:: DATA SUPPLIED ::
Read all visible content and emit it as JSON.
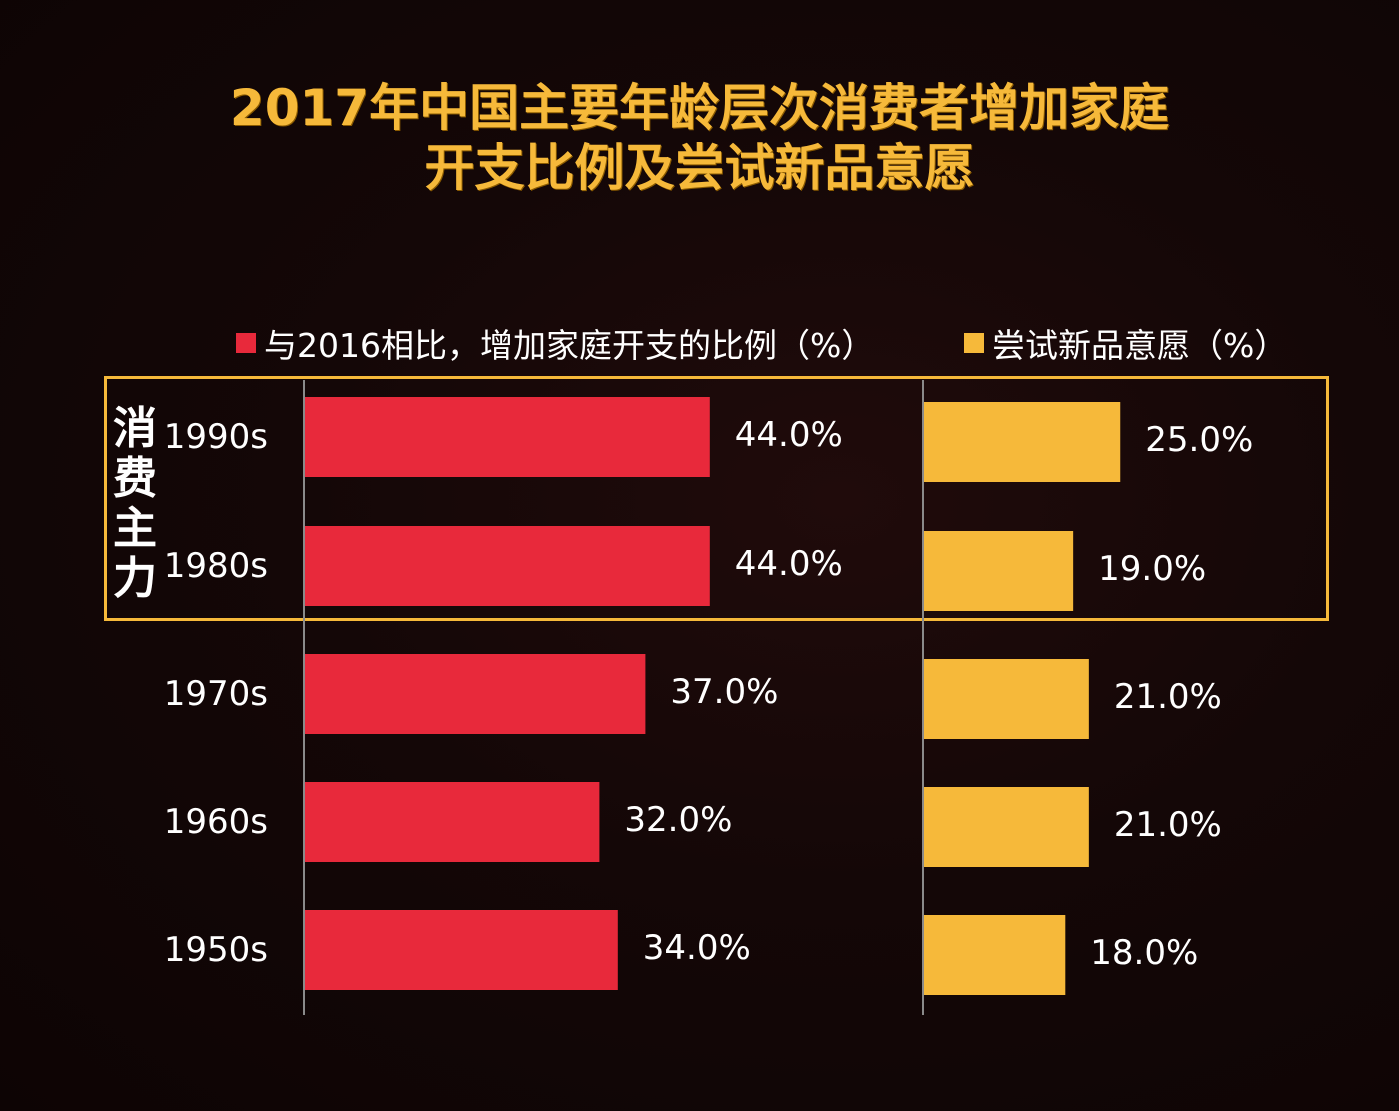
{
  "title": {
    "line1": "2017年中国主要年龄层次消费者增加家庭",
    "line2": "开支比例及尝试新品意愿"
  },
  "highlight_label": "消费主力",
  "chart_data": {
    "type": "bar",
    "orientation": "horizontal",
    "title": "2017年中国主要年龄层次消费者增加家庭开支比例及尝试新品意愿",
    "categories": [
      "1990s",
      "1980s",
      "1970s",
      "1960s",
      "1950s"
    ],
    "series": [
      {
        "name": "与2016相比，增加家庭开支的比例（%）",
        "color": "#e8293b",
        "values": [
          44.0,
          44.0,
          37.0,
          32.0,
          34.0
        ],
        "labels": [
          "44.0%",
          "44.0%",
          "37.0%",
          "32.0%",
          "34.0%"
        ]
      },
      {
        "name": "尝试新品意愿（%）",
        "color": "#f6b93a",
        "values": [
          25.0,
          19.0,
          21.0,
          21.0,
          18.0
        ],
        "labels": [
          "25.0%",
          "19.0%",
          "21.0%",
          "21.0%",
          "18.0%"
        ]
      }
    ],
    "highlight": {
      "categories": [
        "1990s",
        "1980s"
      ],
      "label": "消费主力"
    },
    "legend_position": "top",
    "grid": false
  }
}
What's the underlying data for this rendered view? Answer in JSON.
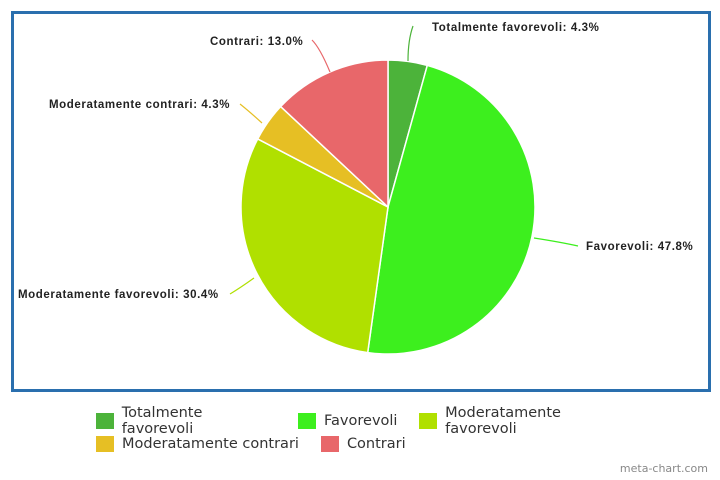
{
  "chart_data": {
    "type": "pie",
    "title": "",
    "categories": [
      "Totalmente favorevoli",
      "Favorevoli",
      "Moderatamente favorevoli",
      "Moderatamente contrari",
      "Contrari"
    ],
    "values": [
      4.3,
      47.8,
      30.4,
      4.3,
      13.0
    ],
    "colors": [
      "#4cb33a",
      "#3def1e",
      "#b0e000",
      "#e6bf24",
      "#e8676a"
    ],
    "data_labels": [
      "Totalmente favorevoli: 4.3%",
      "Favorevoli: 47.8%",
      "Moderatamente favorevoli: 30.4%",
      "Moderatamente contrari: 4.3%",
      "Contrari: 13.0%"
    ],
    "legend_position": "bottom"
  },
  "legend": {
    "items": [
      {
        "label": "Totalmente favorevoli",
        "color": "#4cb33a"
      },
      {
        "label": "Favorevoli",
        "color": "#3def1e"
      },
      {
        "label": "Moderatamente favorevoli",
        "color": "#b0e000"
      },
      {
        "label": "Moderatamente contrari",
        "color": "#e6bf24"
      },
      {
        "label": "Contrari",
        "color": "#e8676a"
      }
    ]
  },
  "credit": "meta-chart.com"
}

:: WRITTEN TASK ::
Return from the data every line that holds "title".

:: FULL ANSWER ::
  "title": {
    "title": "2017年中国主要年龄层次消费者增加家庭开支比例及尝试新品意愿",
    "title": "",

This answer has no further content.